**Job**. Would you repeat the listing exactly but omit every picture?

********

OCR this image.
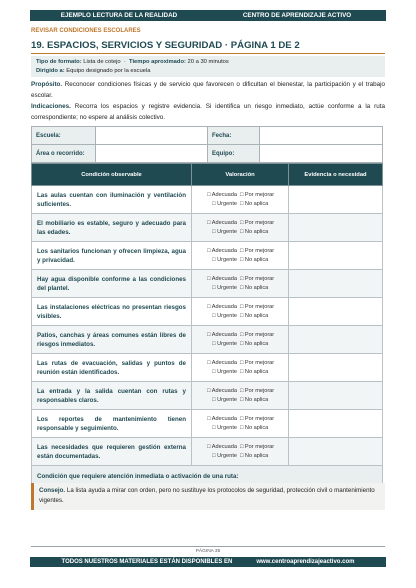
EJEMPLO LECTURA DE LA REALIDAD	CENTRO DE APRENDIZAJE ACTIVO
REVISAR CONDICIONES ESCOLARES
19. ESPACIOS, SERVICIOS Y SEGURIDAD · PÁGINA 1 DE 2
Tipo de formato: Lista de cotejo  ·  Tiempo aproximado: 20 a 30 minutos
Dirigido a: Equipo designado por la escuela
Propósito. Reconocer condiciones físicas y de servicio que favorecen o dificultan el bienestar, la participación y el trabajo escolar.
Indicaciones. Recorra los espacios y registre evidencia. Si identifica un riesgo inmediato, actúe conforme a la ruta correspondiente; no espere al análisis colectivo.
Escuela:		Fecha:	
Área o recorrido:		Equipo:	
Condición observable	Valoración	Evidencia o necesidad
Las aulas cuentan con iluminación y ventilación suficientes.	□ Adecuada □ Por mejorar
□ Urgente □ No aplica	

El mobiliario es estable, seguro y adecuado para las edades.	□ Adecuada □ Por mejorar
□ Urgente □ No aplica	

Los sanitarios funcionan y ofrecen limpieza, agua y privacidad.	□ Adecuada □ Por mejorar
□ Urgente □ No aplica	

Hay agua disponible conforme a las condiciones del plantel.	□ Adecuada □ Por mejorar
□ Urgente □ No aplica	

Las instalaciones eléctricas no presentan riesgos visibles.	□ Adecuada □ Por mejorar
□ Urgente □ No aplica	

Patios, canchas y áreas comunes están libres de riesgos inmediatos.	□ Adecuada □ Por mejorar
□ Urgente □ No aplica	

Las rutas de evacuación, salidas y puntos de reunión están identificados.	□ Adecuada □ Por mejorar
□ Urgente □ No aplica	

La entrada y la salida cuentan con rutas y responsables claros.	□ Adecuada □ Por mejorar
□ Urgente □ No aplica	

Los reportes de mantenimiento tienen responsable y seguimiento.	□ Adecuada □ Por mejorar
□ Urgente □ No aplica	

Las necesidades que requieren gestión externa están documentadas.	□ Adecuada □ Por mejorar
□ Urgente □ No aplica	

Condición que requiere atención inmediata o activación de una ruta:		
Consejo. La lista ayuda a mirar con orden, pero no sustituye los protocolos de seguridad, protección civil o mantenimiento vigentes.
PÁGINA 35
TODOS NUESTROS MATERIALES ESTÁN DISPONIBLES EN	www.centroaprendizajeactivo.com
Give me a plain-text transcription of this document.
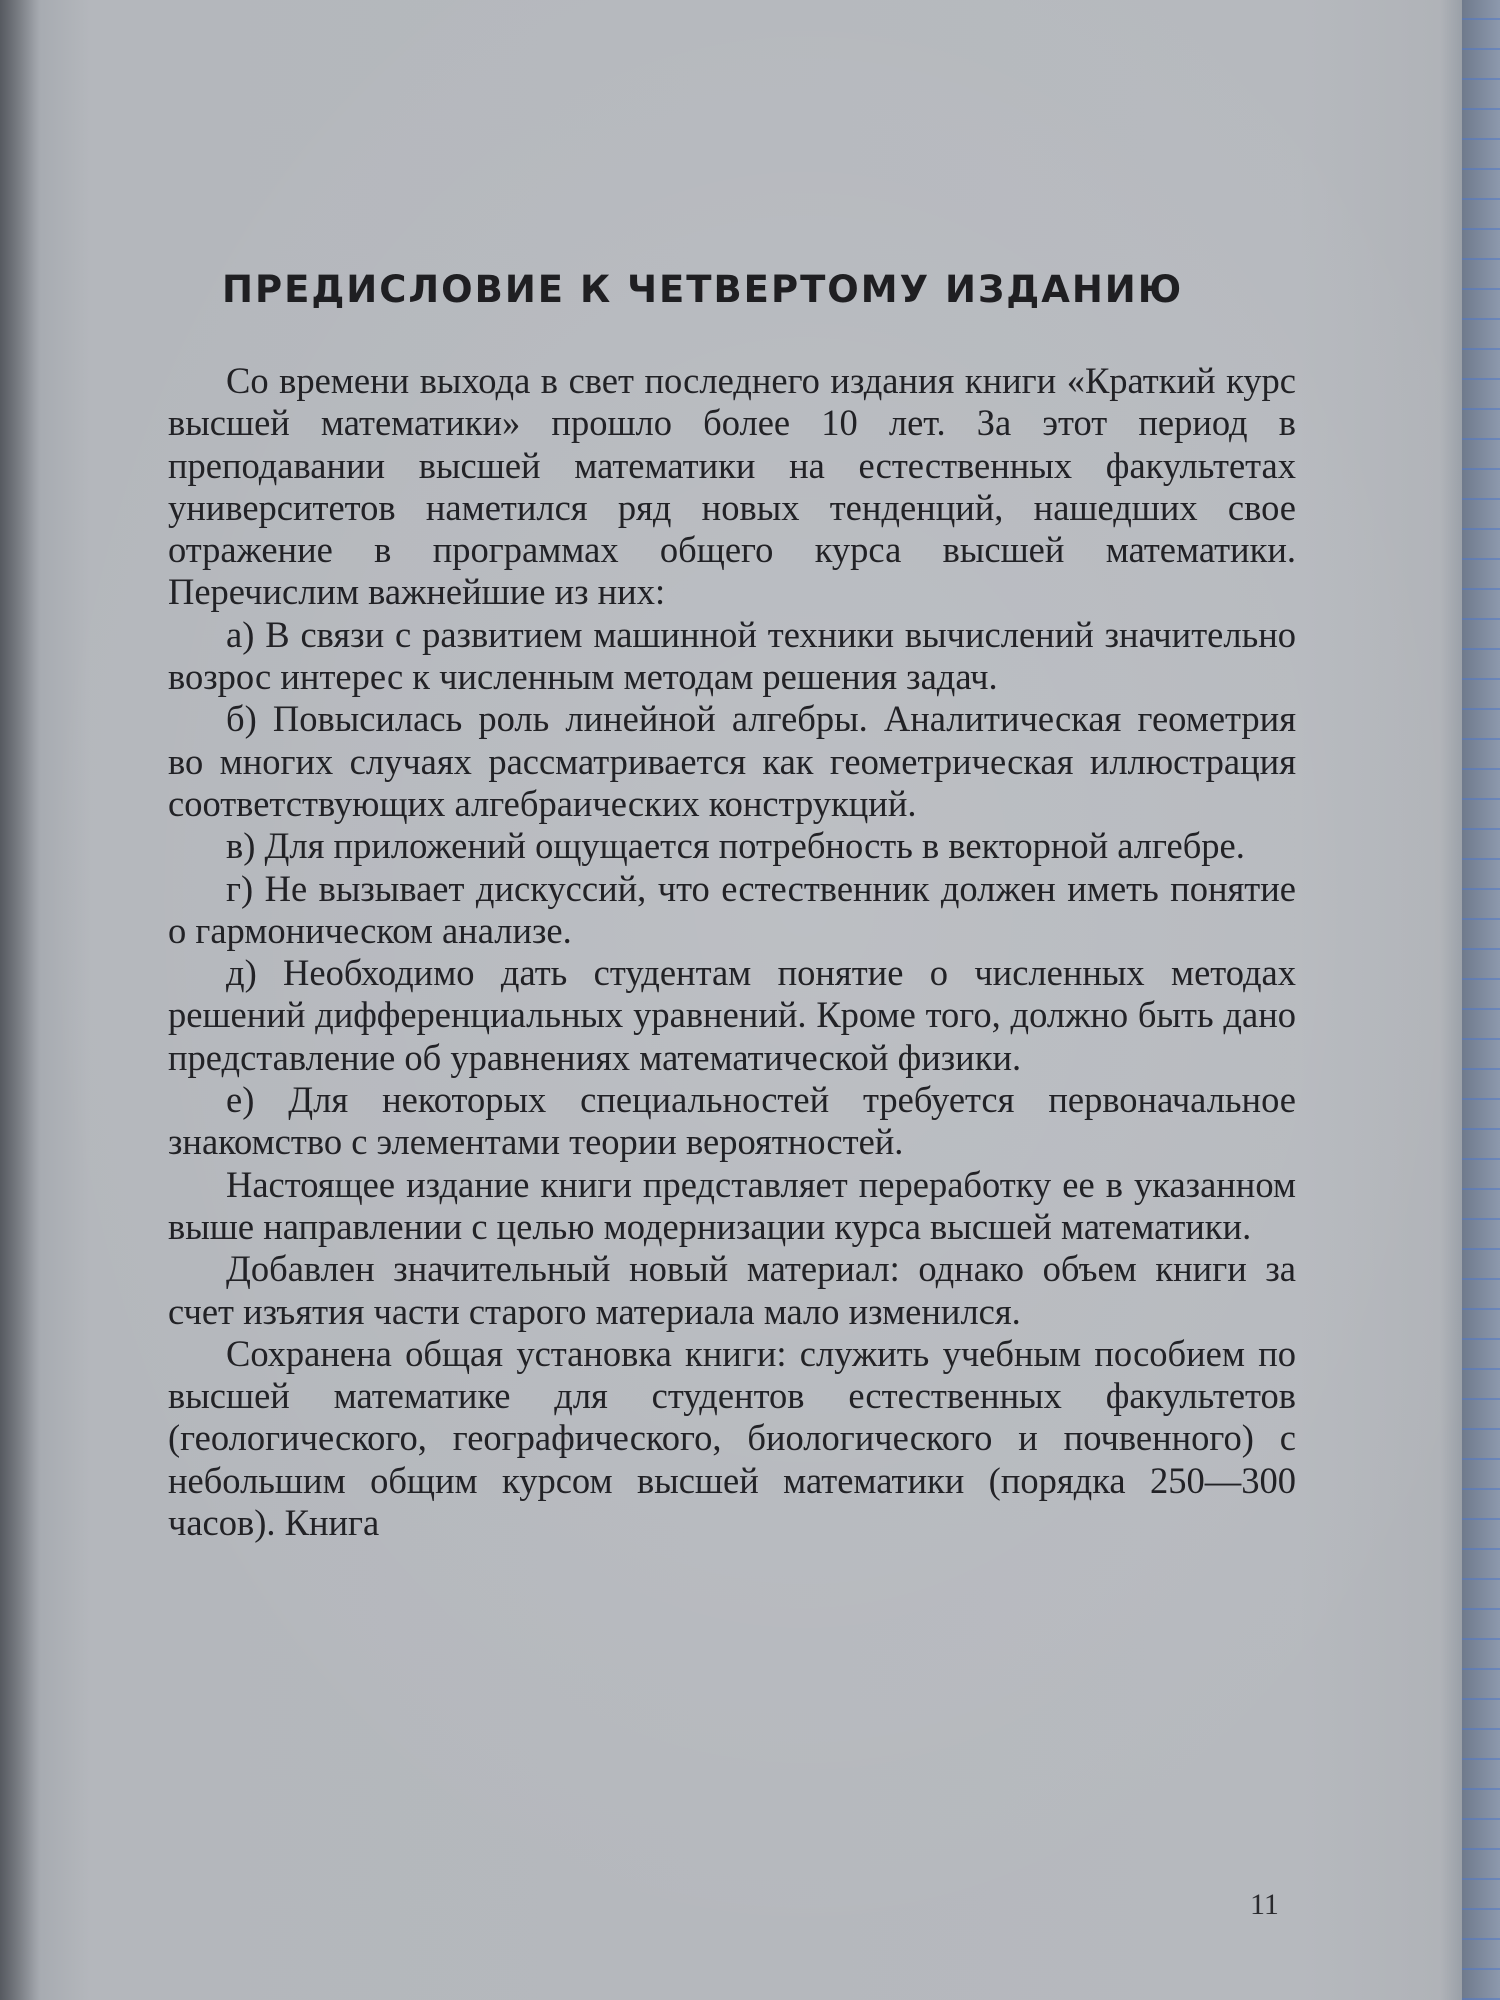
ПРЕДИСЛОВИЕ К ЧЕТВЕРТОМУ ИЗДАНИЮ

Со времени выхода в свет последнего издания книги «Краткий курс высшей математики» прошло более 10 лет. За этот период в преподавании высшей математики на естественных факультетах университетов наметился ряд новых тенденций, нашедших свое отражение в программах общего курса высшей математики. Перечислим важнейшие из них:

а) В связи с развитием машинной техники вычислений значительно возрос интерес к численным методам решения задач.

б) Повысилась роль линейной алгебры. Аналитическая геометрия во многих случаях рассматривается как геометрическая иллюстрация соответствующих алгебраических конструкций.

в) Для приложений ощущается потребность в векторной алгебре.

г) Не вызывает дискуссий, что естественник должен иметь понятие о гармоническом анализе.

д) Необходимо дать студентам понятие о численных методах решений дифференциальных уравнений. Кроме того, должно быть дано представление об уравнениях математической физики.

е) Для некоторых специальностей требуется первоначальное знакомство с элементами теории вероятностей.

Настоящее издание книги представляет переработку ее в указанном выше направлении с целью модернизации курса высшей математики.

Добавлен значительный новый материал: однако объем книги за счет изъятия части старого материала мало изменился.

Сохранена общая установка книги: служить учебным пособием по высшей математике для студентов естественных факультетов (геологического, географического, биологического и почвенного) с небольшим общим курсом высшей математики (порядка 250—300 часов). Книга

11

********

**Task solution**.
OCR this image.
EJEMPLO LECTURA DE LA REALIDAD	CENTRO DE APRENDIZAJE ACTIVO
REVISAR CONDICIONES ESCOLARES
19. ESPACIOS, SERVICIOS Y SEGURIDAD · PÁGINA 1 DE 2
Tipo de formato: Lista de cotejo  ·  Tiempo aproximado: 20 a 30 minutos
Dirigido a: Equipo designado por la escuela
Propósito. Reconocer condiciones físicas y de servicio que favorecen o dificultan el bienestar, la participación y el trabajo escolar.
Indicaciones. Recorra los espacios y registre evidencia. Si identifica un riesgo inmediato, actúe conforme a la ruta correspondiente; no espere al análisis colectivo.
Escuela:		Fecha:	
Área o recorrido:		Equipo:	
Condición observable	Valoración	Evidencia o necesidad
Las aulas cuentan con iluminación y ventilación suficientes.	□ Adecuada □ Por mejorar
□ Urgente □ No aplica	

El mobiliario es estable, seguro y adecuado para las edades.	□ Adecuada □ Por mejorar
□ Urgente □ No aplica	

Los sanitarios funcionan y ofrecen limpieza, agua y privacidad.	□ Adecuada □ Por mejorar
□ Urgente □ No aplica	

Hay agua disponible conforme a las condiciones del plantel.	□ Adecuada □ Por mejorar
□ Urgente □ No aplica	

Las instalaciones eléctricas no presentan riesgos visibles.	□ Adecuada □ Por mejorar
□ Urgente □ No aplica	

Patios, canchas y áreas comunes están libres de riesgos inmediatos.	□ Adecuada □ Por mejorar
□ Urgente □ No aplica	

Las rutas de evacuación, salidas y puntos de reunión están identificados.	□ Adecuada □ Por mejorar
□ Urgente □ No aplica	

La entrada y la salida cuentan con rutas y responsables claros.	□ Adecuada □ Por mejorar
□ Urgente □ No aplica	

Los reportes de mantenimiento tienen responsable y seguimiento.	□ Adecuada □ Por mejorar
□ Urgente □ No aplica	

Las necesidades que requieren gestión externa están documentadas.	□ Adecuada □ Por mejorar
□ Urgente □ No aplica	

Condición que requiere atención inmediata o activación de una ruta:		
Consejo. La lista ayuda a mirar con orden, pero no sustituye los protocolos de seguridad, protección civil o mantenimiento vigentes.
PÁGINA 35
TODOS NUESTROS MATERIALES ESTÁN DISPONIBLES EN	www.centroaprendizajeactivo.com
Give me a plain-text transcription of this document.
ПРЕДИСЛОВИЕ К ЧЕТВЕРТОМУ ИЗДАНИЮ

Со времени выхода в свет последнего издания книги «Краткий курс высшей математики» прошло более 10 лет. За этот период в преподавании высшей математики на естественных факультетах университетов наметился ряд новых тенденций, нашедших свое отражение в программах общего курса высшей математики. Перечислим важнейшие из них:

а) В связи с развитием машинной техники вычислений значительно возрос интерес к численным методам решения задач.

б) Повысилась роль линейной алгебры. Аналитическая геометрия во многих случаях рассматривается как геометрическая иллюстрация соответствующих алгебраических конструкций.

в) Для приложений ощущается потребность в векторной алгебре.

г) Не вызывает дискуссий, что естественник должен иметь понятие о гармоническом анализе.

д) Необходимо дать студентам понятие о численных методах решений дифференциальных уравнений. Кроме того, должно быть дано представление об уравнениях математической физики.

е) Для некоторых специальностей требуется первоначальное знакомство с элементами теории вероятностей.

Настоящее издание книги представляет переработку ее в указанном выше направлении с целью модернизации курса высшей математики.

Добавлен значительный новый материал: однако объем книги за счет изъятия части старого материала мало изменился.

Сохранена общая установка книги: служить учебным пособием по высшей математике для студентов естественных факультетов (геологического, географического, биологического и почвенного) с небольшим общим курсом высшей математики (порядка 250—300 часов). Книга

11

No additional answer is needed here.